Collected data
-- BEGIN --

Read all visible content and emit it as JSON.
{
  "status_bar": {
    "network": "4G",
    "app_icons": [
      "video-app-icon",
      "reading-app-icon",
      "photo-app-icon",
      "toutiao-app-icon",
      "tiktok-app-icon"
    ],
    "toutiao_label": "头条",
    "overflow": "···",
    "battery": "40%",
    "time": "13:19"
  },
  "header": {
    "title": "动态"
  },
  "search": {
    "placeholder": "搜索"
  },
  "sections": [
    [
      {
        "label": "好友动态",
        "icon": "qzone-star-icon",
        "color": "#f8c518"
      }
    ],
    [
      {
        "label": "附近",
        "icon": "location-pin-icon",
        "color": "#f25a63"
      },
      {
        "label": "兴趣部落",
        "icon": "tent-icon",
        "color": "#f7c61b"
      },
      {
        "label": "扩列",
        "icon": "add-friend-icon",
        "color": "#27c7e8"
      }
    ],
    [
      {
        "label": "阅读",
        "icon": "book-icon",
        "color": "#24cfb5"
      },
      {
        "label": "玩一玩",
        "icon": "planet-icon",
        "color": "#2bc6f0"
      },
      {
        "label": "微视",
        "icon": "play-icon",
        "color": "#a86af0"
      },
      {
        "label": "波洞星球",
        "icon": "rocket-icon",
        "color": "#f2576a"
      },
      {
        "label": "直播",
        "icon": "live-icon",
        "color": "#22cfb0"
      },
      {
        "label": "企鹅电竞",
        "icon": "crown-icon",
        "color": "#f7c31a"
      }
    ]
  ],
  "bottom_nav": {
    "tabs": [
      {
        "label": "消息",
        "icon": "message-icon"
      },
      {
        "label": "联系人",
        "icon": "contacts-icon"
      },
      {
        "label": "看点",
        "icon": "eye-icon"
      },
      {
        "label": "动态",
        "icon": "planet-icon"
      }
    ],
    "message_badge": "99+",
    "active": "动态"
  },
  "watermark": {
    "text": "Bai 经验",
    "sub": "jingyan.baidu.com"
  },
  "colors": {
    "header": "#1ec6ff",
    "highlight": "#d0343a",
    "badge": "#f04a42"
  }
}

-- END --

_SET PROBLEM_
Output all of the material exactly as written.

_SOLUTION_
Read all visible content and emit it as JSON.
{
  "status_bar": {
    "network": "4G",
    "app_icons": [
      "video-app-icon",
      "reading-app-icon",
      "photo-app-icon",
      "toutiao-app-icon",
      "tiktok-app-icon"
    ],
    "toutiao_label": "头条",
    "overflow": "···",
    "battery": "40%",
    "time": "13:19"
  },
  "header": {
    "title": "动态"
  },
  "search": {
    "placeholder": "搜索"
  },
  "sections": [
    [
      {
        "label": "好友动态",
        "icon": "qzone-star-icon",
        "color": "#f8c518"
      }
    ],
    [
      {
        "label": "附近",
        "icon": "location-pin-icon",
        "color": "#f25a63"
      },
      {
        "label": "兴趣部落",
        "icon": "tent-icon",
        "color": "#f7c61b"
      },
      {
        "label": "扩列",
        "icon": "add-friend-icon",
        "color": "#27c7e8"
      }
    ],
    [
      {
        "label": "阅读",
        "icon": "book-icon",
        "color": "#24cfb5"
      },
      {
        "label": "玩一玩",
        "icon": "planet-icon",
        "color": "#2bc6f0"
      },
      {
        "label": "微视",
        "icon": "play-icon",
        "color": "#a86af0"
      },
      {
        "label": "波洞星球",
        "icon": "rocket-icon",
        "color": "#f2576a"
      },
      {
        "label": "直播",
        "icon": "live-icon",
        "color": "#22cfb0"
      },
      {
        "label": "企鹅电竞",
        "icon": "crown-icon",
        "color": "#f7c31a"
      }
    ]
  ],
  "bottom_nav": {
    "tabs": [
      {
        "label": "消息",
        "icon": "message-icon"
      },
      {
        "label": "联系人",
        "icon": "contacts-icon"
      },
      {
        "label": "看点",
        "icon": "eye-icon"
      },
      {
        "label": "动态",
        "icon": "planet-icon"
      }
    ],
    "message_badge": "99+",
    "active": "动态"
  },
  "watermark": {
    "text": "Bai 经验",
    "sub": "jingyan.baidu.com"
  },
  "colors": {
    "header": "#1ec6ff",
    "highlight": "#d0343a",
    "badge": "#f04a42"
  }
}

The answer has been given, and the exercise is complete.